◆ **Given exercise**: Exact repetition is required: output every record in full.

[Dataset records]
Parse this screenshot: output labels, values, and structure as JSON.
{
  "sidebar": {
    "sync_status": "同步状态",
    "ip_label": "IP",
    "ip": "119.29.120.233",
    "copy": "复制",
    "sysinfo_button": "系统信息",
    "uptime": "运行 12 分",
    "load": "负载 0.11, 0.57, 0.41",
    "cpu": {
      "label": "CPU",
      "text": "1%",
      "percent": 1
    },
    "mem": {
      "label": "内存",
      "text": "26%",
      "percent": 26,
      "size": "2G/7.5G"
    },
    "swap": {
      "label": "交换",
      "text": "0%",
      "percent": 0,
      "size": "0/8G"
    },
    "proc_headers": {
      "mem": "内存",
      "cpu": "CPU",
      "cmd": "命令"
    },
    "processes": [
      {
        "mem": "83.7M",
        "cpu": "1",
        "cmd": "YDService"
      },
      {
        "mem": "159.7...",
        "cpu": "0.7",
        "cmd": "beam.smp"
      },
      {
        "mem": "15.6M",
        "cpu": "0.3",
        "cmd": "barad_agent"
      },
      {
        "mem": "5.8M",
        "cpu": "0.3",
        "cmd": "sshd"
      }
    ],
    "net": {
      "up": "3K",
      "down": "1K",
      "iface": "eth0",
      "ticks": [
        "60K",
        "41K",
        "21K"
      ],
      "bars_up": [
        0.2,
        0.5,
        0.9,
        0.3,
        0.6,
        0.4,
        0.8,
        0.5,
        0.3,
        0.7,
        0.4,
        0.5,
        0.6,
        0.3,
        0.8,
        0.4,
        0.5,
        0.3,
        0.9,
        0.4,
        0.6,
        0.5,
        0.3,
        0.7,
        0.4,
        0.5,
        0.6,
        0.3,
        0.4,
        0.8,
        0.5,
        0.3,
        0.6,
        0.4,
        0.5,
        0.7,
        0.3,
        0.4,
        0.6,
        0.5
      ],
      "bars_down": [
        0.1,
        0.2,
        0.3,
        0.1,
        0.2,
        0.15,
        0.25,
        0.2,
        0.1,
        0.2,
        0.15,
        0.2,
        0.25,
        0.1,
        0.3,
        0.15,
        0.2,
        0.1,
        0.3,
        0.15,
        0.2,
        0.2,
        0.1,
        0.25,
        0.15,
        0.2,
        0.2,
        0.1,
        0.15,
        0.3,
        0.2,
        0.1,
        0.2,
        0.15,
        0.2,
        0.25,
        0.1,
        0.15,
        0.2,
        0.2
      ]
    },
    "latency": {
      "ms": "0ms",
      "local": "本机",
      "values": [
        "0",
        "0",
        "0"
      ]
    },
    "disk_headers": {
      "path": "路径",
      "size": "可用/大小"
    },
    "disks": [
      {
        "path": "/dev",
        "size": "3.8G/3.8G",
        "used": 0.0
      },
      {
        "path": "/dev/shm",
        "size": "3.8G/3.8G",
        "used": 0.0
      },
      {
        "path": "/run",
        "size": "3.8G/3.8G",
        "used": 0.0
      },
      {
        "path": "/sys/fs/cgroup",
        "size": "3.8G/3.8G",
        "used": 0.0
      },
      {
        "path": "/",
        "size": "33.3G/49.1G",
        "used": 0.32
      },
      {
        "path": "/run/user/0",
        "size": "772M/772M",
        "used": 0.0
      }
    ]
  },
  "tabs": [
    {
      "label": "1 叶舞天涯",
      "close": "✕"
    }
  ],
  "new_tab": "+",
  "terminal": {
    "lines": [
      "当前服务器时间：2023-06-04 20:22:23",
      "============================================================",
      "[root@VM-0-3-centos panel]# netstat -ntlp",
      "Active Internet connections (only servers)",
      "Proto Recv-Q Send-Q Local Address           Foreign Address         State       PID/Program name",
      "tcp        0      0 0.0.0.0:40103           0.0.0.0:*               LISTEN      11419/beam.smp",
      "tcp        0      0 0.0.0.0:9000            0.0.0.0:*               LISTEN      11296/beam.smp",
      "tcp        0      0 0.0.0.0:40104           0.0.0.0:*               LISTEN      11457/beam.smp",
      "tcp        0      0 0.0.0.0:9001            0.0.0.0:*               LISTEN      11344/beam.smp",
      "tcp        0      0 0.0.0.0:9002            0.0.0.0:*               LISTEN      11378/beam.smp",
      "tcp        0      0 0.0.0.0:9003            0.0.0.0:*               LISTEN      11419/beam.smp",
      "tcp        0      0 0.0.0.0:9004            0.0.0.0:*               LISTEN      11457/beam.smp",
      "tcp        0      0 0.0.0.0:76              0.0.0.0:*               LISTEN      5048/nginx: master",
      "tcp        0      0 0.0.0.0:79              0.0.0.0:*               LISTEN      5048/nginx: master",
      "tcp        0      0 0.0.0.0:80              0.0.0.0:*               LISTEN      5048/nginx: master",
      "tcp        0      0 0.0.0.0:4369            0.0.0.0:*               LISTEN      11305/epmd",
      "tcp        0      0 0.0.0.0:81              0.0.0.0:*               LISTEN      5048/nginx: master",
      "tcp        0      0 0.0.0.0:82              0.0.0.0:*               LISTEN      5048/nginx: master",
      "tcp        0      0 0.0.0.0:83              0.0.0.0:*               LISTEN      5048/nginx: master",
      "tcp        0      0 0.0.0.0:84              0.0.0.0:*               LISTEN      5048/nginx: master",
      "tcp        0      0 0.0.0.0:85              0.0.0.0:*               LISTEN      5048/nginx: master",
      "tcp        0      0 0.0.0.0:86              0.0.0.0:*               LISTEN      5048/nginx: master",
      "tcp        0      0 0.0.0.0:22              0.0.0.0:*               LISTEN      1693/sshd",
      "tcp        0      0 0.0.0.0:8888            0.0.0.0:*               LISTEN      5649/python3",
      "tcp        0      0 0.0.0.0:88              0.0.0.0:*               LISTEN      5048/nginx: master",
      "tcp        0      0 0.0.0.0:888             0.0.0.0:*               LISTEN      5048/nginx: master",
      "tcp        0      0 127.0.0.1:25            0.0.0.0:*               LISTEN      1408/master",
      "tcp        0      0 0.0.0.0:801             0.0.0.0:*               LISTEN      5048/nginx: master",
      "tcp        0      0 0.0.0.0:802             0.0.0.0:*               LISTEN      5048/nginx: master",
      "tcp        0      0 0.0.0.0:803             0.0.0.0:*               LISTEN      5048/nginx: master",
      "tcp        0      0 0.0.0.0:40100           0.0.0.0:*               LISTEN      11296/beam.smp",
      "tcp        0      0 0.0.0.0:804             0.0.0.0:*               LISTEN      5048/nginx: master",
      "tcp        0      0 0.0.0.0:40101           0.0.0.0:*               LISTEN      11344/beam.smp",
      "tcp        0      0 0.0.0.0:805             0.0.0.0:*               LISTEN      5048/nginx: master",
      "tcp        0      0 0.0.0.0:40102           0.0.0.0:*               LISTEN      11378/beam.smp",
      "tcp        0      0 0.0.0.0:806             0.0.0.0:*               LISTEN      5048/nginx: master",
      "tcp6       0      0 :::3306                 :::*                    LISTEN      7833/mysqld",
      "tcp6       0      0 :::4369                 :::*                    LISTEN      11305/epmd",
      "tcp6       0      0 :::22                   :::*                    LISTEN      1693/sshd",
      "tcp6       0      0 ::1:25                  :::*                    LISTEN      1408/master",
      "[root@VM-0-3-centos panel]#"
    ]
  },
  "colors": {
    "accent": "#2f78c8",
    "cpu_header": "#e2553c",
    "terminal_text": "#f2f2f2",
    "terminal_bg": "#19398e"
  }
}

◆ **The solution**:
Parse this screenshot: output labels, values, and structure as JSON.
{
  "sidebar": {
    "sync_status": "同步状态",
    "ip_label": "IP",
    "ip": "119.29.120.233",
    "copy": "复制",
    "sysinfo_button": "系统信息",
    "uptime": "运行 12 分",
    "load": "负载 0.11, 0.57, 0.41",
    "cpu": {
      "label": "CPU",
      "text": "1%",
      "percent": 1
    },
    "mem": {
      "label": "内存",
      "text": "26%",
      "percent": 26,
      "size": "2G/7.5G"
    },
    "swap": {
      "label": "交换",
      "text": "0%",
      "percent": 0,
      "size": "0/8G"
    },
    "proc_headers": {
      "mem": "内存",
      "cpu": "CPU",
      "cmd": "命令"
    },
    "processes": [
      {
        "mem": "83.7M",
        "cpu": "1",
        "cmd": "YDService"
      },
      {
        "mem": "159.7...",
        "cpu": "0.7",
        "cmd": "beam.smp"
      },
      {
        "mem": "15.6M",
        "cpu": "0.3",
        "cmd": "barad_agent"
      },
      {
        "mem": "5.8M",
        "cpu": "0.3",
        "cmd": "sshd"
      }
    ],
    "net": {
      "up": "3K",
      "down": "1K",
      "iface": "eth0",
      "ticks": [
        "60K",
        "41K",
        "21K"
      ],
      "bars_up": [
        0.2,
        0.5,
        0.9,
        0.3,
        0.6,
        0.4,
        0.8,
        0.5,
        0.3,
        0.7,
        0.4,
        0.5,
        0.6,
        0.3,
        0.8,
        0.4,
        0.5,
        0.3,
        0.9,
        0.4,
        0.6,
        0.5,
        0.3,
        0.7,
        0.4,
        0.5,
        0.6,
        0.3,
        0.4,
        0.8,
        0.5,
        0.3,
        0.6,
        0.4,
        0.5,
        0.7,
        0.3,
        0.4,
        0.6,
        0.5
      ],
      "bars_down": [
        0.1,
        0.2,
        0.3,
        0.1,
        0.2,
        0.15,
        0.25,
        0.2,
        0.1,
        0.2,
        0.15,
        0.2,
        0.25,
        0.1,
        0.3,
        0.15,
        0.2,
        0.1,
        0.3,
        0.15,
        0.2,
        0.2,
        0.1,
        0.25,
        0.15,
        0.2,
        0.2,
        0.1,
        0.15,
        0.3,
        0.2,
        0.1,
        0.2,
        0.15,
        0.2,
        0.25,
        0.1,
        0.15,
        0.2,
        0.2
      ]
    },
    "latency": {
      "ms": "0ms",
      "local": "本机",
      "values": [
        "0",
        "0",
        "0"
      ]
    },
    "disk_headers": {
      "path": "路径",
      "size": "可用/大小"
    },
    "disks": [
      {
        "path": "/dev",
        "size": "3.8G/3.8G",
        "used": 0.0
      },
      {
        "path": "/dev/shm",
        "size": "3.8G/3.8G",
        "used": 0.0
      },
      {
        "path": "/run",
        "size": "3.8G/3.8G",
        "used": 0.0
      },
      {
        "path": "/sys/fs/cgroup",
        "size": "3.8G/3.8G",
        "used": 0.0
      },
      {
        "path": "/",
        "size": "33.3G/49.1G",
        "used": 0.32
      },
      {
        "path": "/run/user/0",
        "size": "772M/772M",
        "used": 0.0
      }
    ]
  },
  "tabs": [
    {
      "label": "1 叶舞天涯",
      "close": "✕"
    }
  ],
  "new_tab": "+",
  "terminal": {
    "lines": [
      "当前服务器时间：2023-06-04 20:22:23",
      "============================================================",
      "[root@VM-0-3-centos panel]# netstat -ntlp",
      "Active Internet connections (only servers)",
      "Proto Recv-Q Send-Q Local Address           Foreign Address         State       PID/Program name",
      "tcp        0      0 0.0.0.0:40103           0.0.0.0:*               LISTEN      11419/beam.smp",
      "tcp        0      0 0.0.0.0:9000            0.0.0.0:*               LISTEN      11296/beam.smp",
      "tcp        0      0 0.0.0.0:40104           0.0.0.0:*               LISTEN      11457/beam.smp",
      "tcp        0      0 0.0.0.0:9001            0.0.0.0:*               LISTEN      11344/beam.smp",
      "tcp        0      0 0.0.0.0:9002            0.0.0.0:*               LISTEN      11378/beam.smp",
      "tcp        0      0 0.0.0.0:9003            0.0.0.0:*               LISTEN      11419/beam.smp",
      "tcp        0      0 0.0.0.0:9004            0.0.0.0:*               LISTEN      11457/beam.smp",
      "tcp        0      0 0.0.0.0:76              0.0.0.0:*               LISTEN      5048/nginx: master",
      "tcp        0      0 0.0.0.0:79              0.0.0.0:*               LISTEN      5048/nginx: master",
      "tcp        0      0 0.0.0.0:80              0.0.0.0:*               LISTEN      5048/nginx: master",
      "tcp        0      0 0.0.0.0:4369            0.0.0.0:*               LISTEN      11305/epmd",
      "tcp        0      0 0.0.0.0:81              0.0.0.0:*               LISTEN      5048/nginx: master",
      "tcp        0      0 0.0.0.0:82              0.0.0.0:*               LISTEN      5048/nginx: master",
      "tcp        0      0 0.0.0.0:83              0.0.0.0:*               LISTEN      5048/nginx: master",
      "tcp        0      0 0.0.0.0:84              0.0.0.0:*               LISTEN      5048/nginx: master",
      "tcp        0      0 0.0.0.0:85              0.0.0.0:*               LISTEN      5048/nginx: master",
      "tcp        0      0 0.0.0.0:86              0.0.0.0:*               LISTEN      5048/nginx: master",
      "tcp        0      0 0.0.0.0:22              0.0.0.0:*               LISTEN      1693/sshd",
      "tcp        0      0 0.0.0.0:8888            0.0.0.0:*               LISTEN      5649/python3",
      "tcp        0      0 0.0.0.0:88              0.0.0.0:*               LISTEN      5048/nginx: master",
      "tcp        0      0 0.0.0.0:888             0.0.0.0:*               LISTEN      5048/nginx: master",
      "tcp        0      0 127.0.0.1:25            0.0.0.0:*               LISTEN      1408/master",
      "tcp        0      0 0.0.0.0:801             0.0.0.0:*               LISTEN      5048/nginx: master",
      "tcp        0      0 0.0.0.0:802             0.0.0.0:*               LISTEN      5048/nginx: master",
      "tcp        0      0 0.0.0.0:803             0.0.0.0:*               LISTEN      5048/nginx: master",
      "tcp        0      0 0.0.0.0:40100           0.0.0.0:*               LISTEN      11296/beam.smp",
      "tcp        0      0 0.0.0.0:804             0.0.0.0:*               LISTEN      5048/nginx: master",
      "tcp        0      0 0.0.0.0:40101           0.0.0.0:*               LISTEN      11344/beam.smp",
      "tcp        0      0 0.0.0.0:805             0.0.0.0:*               LISTEN      5048/nginx: master",
      "tcp        0      0 0.0.0.0:40102           0.0.0.0:*               LISTEN      11378/beam.smp",
      "tcp        0      0 0.0.0.0:806             0.0.0.0:*               LISTEN      5048/nginx: master",
      "tcp6       0      0 :::3306                 :::*                    LISTEN      7833/mysqld",
      "tcp6       0      0 :::4369                 :::*                    LISTEN      11305/epmd",
      "tcp6       0      0 :::22                   :::*                    LISTEN      1693/sshd",
      "tcp6       0      0 ::1:25                  :::*                    LISTEN      1408/master",
      "[root@VM-0-3-centos panel]#"
    ]
  },
  "colors": {
    "accent": "#2f78c8",
    "cpu_header": "#e2553c",
    "terminal_text": "#f2f2f2",
    "terminal_bg": "#19398e"
  }
}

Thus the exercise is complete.